• WRITTEN EXERCISE:
Your task is to give the listing below back word for word, pictures excluded.

Extracts from a graphics dataset:
****************

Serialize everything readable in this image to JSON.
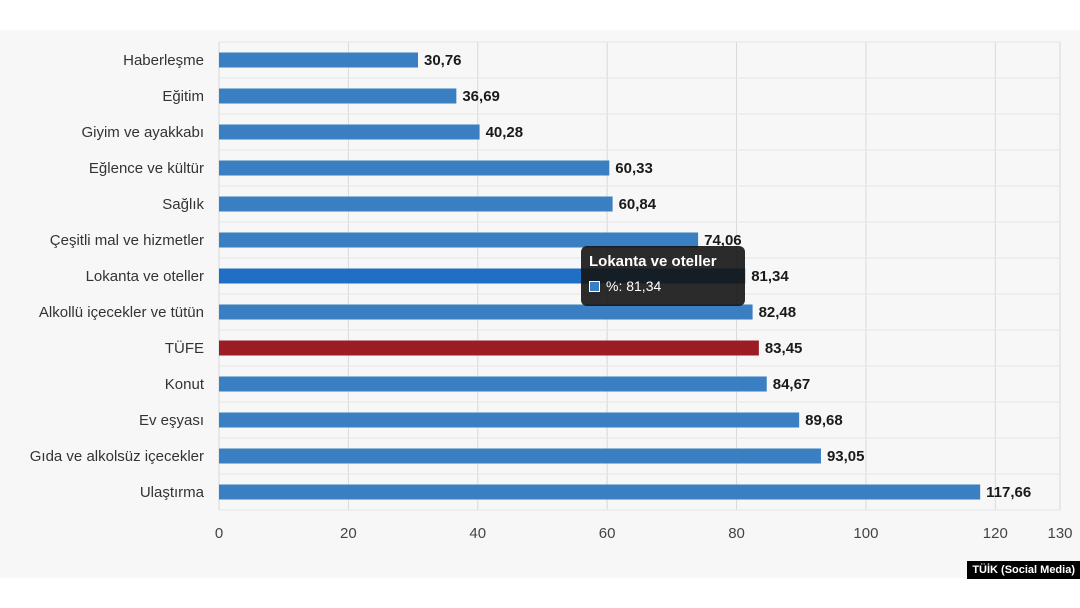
{
  "chart_data": {
    "type": "bar",
    "orientation": "horizontal",
    "categories": [
      "Haberleşme",
      "Eğitim",
      "Giyim ve ayakkabı",
      "Eğlence ve kültür",
      "Sağlık",
      "Çeşitli mal ve hizmetler",
      "Lokanta ve oteller",
      "Alkollü içecekler ve tütün",
      "TÜFE",
      "Konut",
      "Ev eşyası",
      "Gıda ve alkolsüz içecekler",
      "Ulaştırma"
    ],
    "values": [
      30.76,
      36.69,
      40.28,
      60.33,
      60.84,
      74.06,
      81.34,
      82.48,
      83.45,
      84.67,
      89.68,
      93.05,
      117.66
    ],
    "value_labels": [
      "30,76",
      "36,69",
      "40,28",
      "60,33",
      "60,84",
      "74,06",
      "81,34",
      "82,48",
      "83,45",
      "84,67",
      "89,68",
      "93,05",
      "117,66"
    ],
    "xlim": [
      0,
      130
    ],
    "x_ticks": [
      0,
      20,
      40,
      60,
      80,
      100,
      120,
      130
    ],
    "grid": true,
    "bar_color": "#3a7fc1",
    "highlight_bar": {
      "category": "TÜFE",
      "color": "#9b1c24"
    },
    "hover_bar": {
      "category": "Lokanta ve oteller",
      "color": "#1f6fc4"
    }
  },
  "tooltip": {
    "title": "Lokanta ve oteller",
    "value_text": "%: 81,34",
    "swatch_color": "#3a7fc1"
  },
  "credit": "TÜİK (Social Media)"
}
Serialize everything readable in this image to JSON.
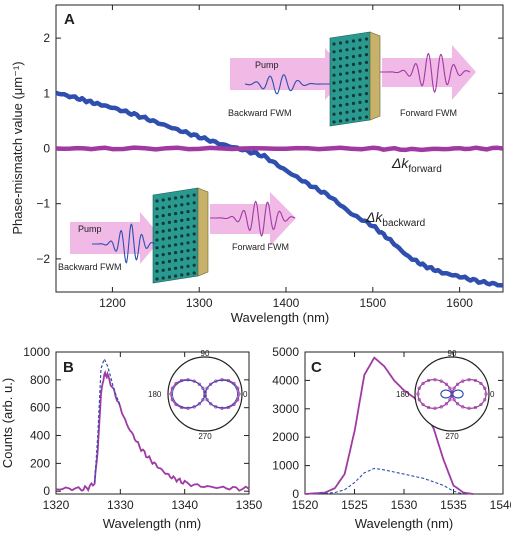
{
  "colors": {
    "backward": "#2f4fae",
    "forward": "#a03aa3",
    "pink": "#f0b9e6",
    "axis": "#222222"
  },
  "icons": [
    "metamaterial-slab-icon",
    "pump-arrow-icon",
    "wave-packet-icon"
  ],
  "chart_data": [
    {
      "panel": "A",
      "type": "line",
      "xlabel": "Wavelength (nm)",
      "ylabel": "Phase-mismatch value (μm⁻¹)",
      "xlim": [
        1135,
        1650
      ],
      "ylim": [
        -2.6,
        2.6
      ],
      "xticks": [
        1200,
        1300,
        1400,
        1500,
        1600
      ],
      "yticks": [
        -2,
        -1,
        0,
        1,
        2
      ],
      "ytick_labels": [
        "−2",
        "−1",
        "0",
        "1",
        "2"
      ],
      "series": [
        {
          "key": "backward",
          "x": [
            1135,
            1160,
            1180,
            1200,
            1225,
            1250,
            1275,
            1300,
            1325,
            1350,
            1375,
            1400,
            1425,
            1450,
            1475,
            1500,
            1520,
            1540,
            1560,
            1580,
            1600,
            1625,
            1650
          ],
          "y": [
            1.01,
            0.91,
            0.82,
            0.74,
            0.62,
            0.48,
            0.34,
            0.21,
            0.08,
            -0.02,
            -0.14,
            -0.4,
            -0.64,
            -0.86,
            -1.18,
            -1.4,
            -1.66,
            -1.95,
            -2.13,
            -2.25,
            -2.32,
            -2.42,
            -2.48
          ]
        },
        {
          "key": "forward",
          "x": [
            1135,
            1200,
            1300,
            1400,
            1500,
            1550,
            1600,
            1650
          ],
          "y": [
            0.0,
            0.0,
            0.0,
            0.0,
            0.0,
            -0.02,
            0.0,
            0.0
          ]
        }
      ],
      "annotations": {
        "backward_label": "Δk",
        "backward_sub": "backward",
        "forward_label": "Δk",
        "forward_sub": "forward",
        "pump": "Pump",
        "backward_fwm": "Backward FWM",
        "forward_fwm": "Forward FWM"
      }
    },
    {
      "panel": "B",
      "type": "line",
      "xlabel": "Wavelength (nm)",
      "ylabel": "Counts (arb. u.)",
      "xlim": [
        1320,
        1350
      ],
      "ylim": [
        -20,
        1000
      ],
      "xticks": [
        1320,
        1330,
        1340,
        1350
      ],
      "yticks": [
        0,
        200,
        400,
        600,
        800,
        1000
      ],
      "series": [
        {
          "key": "forward-solid",
          "x": [
            1320,
            1322,
            1324,
            1325,
            1326,
            1326.5,
            1327,
            1327.5,
            1328,
            1329,
            1330,
            1331,
            1332,
            1333,
            1334,
            1335,
            1336,
            1337,
            1338,
            1339,
            1340,
            1342,
            1344,
            1346,
            1348,
            1350
          ],
          "y": [
            15,
            20,
            15,
            25,
            60,
            300,
            700,
            840,
            830,
            720,
            600,
            480,
            400,
            320,
            260,
            210,
            170,
            130,
            100,
            80,
            60,
            40,
            30,
            25,
            20,
            15
          ]
        },
        {
          "key": "backward-dashed",
          "x": [
            1326,
            1326.5,
            1327,
            1327.5,
            1328,
            1328.5,
            1329,
            1330
          ],
          "y": [
            60,
            400,
            880,
            950,
            900,
            820,
            730,
            610
          ]
        }
      ],
      "polar_labels": [
        "90",
        "180",
        "0",
        "270"
      ]
    },
    {
      "panel": "C",
      "type": "line",
      "xlabel": "Wavelength (nm)",
      "ylabel": "",
      "xlim": [
        1520,
        1540
      ],
      "ylim": [
        0,
        5000
      ],
      "xticks": [
        1520,
        1525,
        1530,
        1535,
        1540
      ],
      "yticks": [
        0,
        1000,
        2000,
        3000,
        4000,
        5000
      ],
      "series": [
        {
          "key": "forward-solid",
          "x": [
            1520,
            1522,
            1523,
            1524,
            1525,
            1526,
            1527,
            1528,
            1529,
            1530,
            1531,
            1532,
            1533,
            1534,
            1535,
            1536,
            1537
          ],
          "y": [
            0,
            50,
            200,
            700,
            2200,
            4200,
            4800,
            4500,
            4000,
            3650,
            3400,
            3000,
            2300,
            1200,
            300,
            50,
            0
          ]
        },
        {
          "key": "backward-dashed",
          "x": [
            1521,
            1523,
            1524,
            1525,
            1526,
            1527,
            1528,
            1530,
            1532,
            1534,
            1535,
            1536
          ],
          "y": [
            0,
            50,
            150,
            400,
            750,
            900,
            850,
            700,
            550,
            300,
            100,
            0
          ]
        }
      ],
      "polar_labels": [
        "90",
        "180",
        "0",
        "270"
      ]
    }
  ]
}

****************

• CORRECT OUTPUT:
Serialize everything readable in this image to JSON.
{
  "chart_data": {
    "type": "bar",
    "orientation": "horizontal",
    "categories": [
      "Haberleşme",
      "Eğitim",
      "Giyim ve ayakkabı",
      "Eğlence ve kültür",
      "Sağlık",
      "Çeşitli mal ve hizmetler",
      "Lokanta ve oteller",
      "Alkollü içecekler ve tütün",
      "TÜFE",
      "Konut",
      "Ev eşyası",
      "Gıda ve alkolsüz içecekler",
      "Ulaştırma"
    ],
    "values": [
      30.76,
      36.69,
      40.28,
      60.33,
      60.84,
      74.06,
      81.34,
      82.48,
      83.45,
      84.67,
      89.68,
      93.05,
      117.66
    ],
    "value_labels": [
      "30,76",
      "36,69",
      "40,28",
      "60,33",
      "60,84",
      "74,06",
      "81,34",
      "82,48",
      "83,45",
      "84,67",
      "89,68",
      "93,05",
      "117,66"
    ],
    "xlim": [
      0,
      130
    ],
    "x_ticks": [
      0,
      20,
      40,
      60,
      80,
      100,
      120,
      130
    ],
    "grid": true,
    "bar_color": "#3a7fc1",
    "highlight_bar": {
      "category": "TÜFE",
      "color": "#9b1c24"
    },
    "hover_bar": {
      "category": "Lokanta ve oteller",
      "color": "#1f6fc4"
    }
  },
  "tooltip": {
    "title": "Lokanta ve oteller",
    "value_text": "%: 81,34",
    "swatch_color": "#3a7fc1"
  },
  "credit": "TÜİK (Social Media)"
}
Serialize everything readable in this image to JSON.
{
  "colors": {
    "backward": "#2f4fae",
    "forward": "#a03aa3",
    "pink": "#f0b9e6",
    "axis": "#222222"
  },
  "icons": [
    "metamaterial-slab-icon",
    "pump-arrow-icon",
    "wave-packet-icon"
  ],
  "chart_data": [
    {
      "panel": "A",
      "type": "line",
      "xlabel": "Wavelength (nm)",
      "ylabel": "Phase-mismatch value (μm⁻¹)",
      "xlim": [
        1135,
        1650
      ],
      "ylim": [
        -2.6,
        2.6
      ],
      "xticks": [
        1200,
        1300,
        1400,
        1500,
        1600
      ],
      "yticks": [
        -2,
        -1,
        0,
        1,
        2
      ],
      "ytick_labels": [
        "−2",
        "−1",
        "0",
        "1",
        "2"
      ],
      "series": [
        {
          "key": "backward",
          "x": [
            1135,
            1160,
            1180,
            1200,
            1225,
            1250,
            1275,
            1300,
            1325,
            1350,
            1375,
            1400,
            1425,
            1450,
            1475,
            1500,
            1520,
            1540,
            1560,
            1580,
            1600,
            1625,
            1650
          ],
          "y": [
            1.01,
            0.91,
            0.82,
            0.74,
            0.62,
            0.48,
            0.34,
            0.21,
            0.08,
            -0.02,
            -0.14,
            -0.4,
            -0.64,
            -0.86,
            -1.18,
            -1.4,
            -1.66,
            -1.95,
            -2.13,
            -2.25,
            -2.32,
            -2.42,
            -2.48
          ]
        },
        {
          "key": "forward",
          "x": [
            1135,
            1200,
            1300,
            1400,
            1500,
            1550,
            1600,
            1650
          ],
          "y": [
            0.0,
            0.0,
            0.0,
            0.0,
            0.0,
            -0.02,
            0.0,
            0.0
          ]
        }
      ],
      "annotations": {
        "backward_label": "Δk",
        "backward_sub": "backward",
        "forward_label": "Δk",
        "forward_sub": "forward",
        "pump": "Pump",
        "backward_fwm": "Backward FWM",
        "forward_fwm": "Forward FWM"
      }
    },
    {
      "panel": "B",
      "type": "line",
      "xlabel": "Wavelength (nm)",
      "ylabel": "Counts (arb. u.)",
      "xlim": [
        1320,
        1350
      ],
      "ylim": [
        -20,
        1000
      ],
      "xticks": [
        1320,
        1330,
        1340,
        1350
      ],
      "yticks": [
        0,
        200,
        400,
        600,
        800,
        1000
      ],
      "series": [
        {
          "key": "forward-solid",
          "x": [
            1320,
            1322,
            1324,
            1325,
            1326,
            1326.5,
            1327,
            1327.5,
            1328,
            1329,
            1330,
            1331,
            1332,
            1333,
            1334,
            1335,
            1336,
            1337,
            1338,
            1339,
            1340,
            1342,
            1344,
            1346,
            1348,
            1350
          ],
          "y": [
            15,
            20,
            15,
            25,
            60,
            300,
            700,
            840,
            830,
            720,
            600,
            480,
            400,
            320,
            260,
            210,
            170,
            130,
            100,
            80,
            60,
            40,
            30,
            25,
            20,
            15
          ]
        },
        {
          "key": "backward-dashed",
          "x": [
            1326,
            1326.5,
            1327,
            1327.5,
            1328,
            1328.5,
            1329,
            1330
          ],
          "y": [
            60,
            400,
            880,
            950,
            900,
            820,
            730,
            610
          ]
        }
      ],
      "polar_labels": [
        "90",
        "180",
        "0",
        "270"
      ]
    },
    {
      "panel": "C",
      "type": "line",
      "xlabel": "Wavelength (nm)",
      "ylabel": "",
      "xlim": [
        1520,
        1540
      ],
      "ylim": [
        0,
        5000
      ],
      "xticks": [
        1520,
        1525,
        1530,
        1535,
        1540
      ],
      "yticks": [
        0,
        1000,
        2000,
        3000,
        4000,
        5000
      ],
      "series": [
        {
          "key": "forward-solid",
          "x": [
            1520,
            1522,
            1523,
            1524,
            1525,
            1526,
            1527,
            1528,
            1529,
            1530,
            1531,
            1532,
            1533,
            1534,
            1535,
            1536,
            1537
          ],
          "y": [
            0,
            50,
            200,
            700,
            2200,
            4200,
            4800,
            4500,
            4000,
            3650,
            3400,
            3000,
            2300,
            1200,
            300,
            50,
            0
          ]
        },
        {
          "key": "backward-dashed",
          "x": [
            1521,
            1523,
            1524,
            1525,
            1526,
            1527,
            1528,
            1530,
            1532,
            1534,
            1535,
            1536
          ],
          "y": [
            0,
            50,
            150,
            400,
            750,
            900,
            850,
            700,
            550,
            300,
            100,
            0
          ]
        }
      ],
      "polar_labels": [
        "90",
        "180",
        "0",
        "270"
      ]
    }
  ]
}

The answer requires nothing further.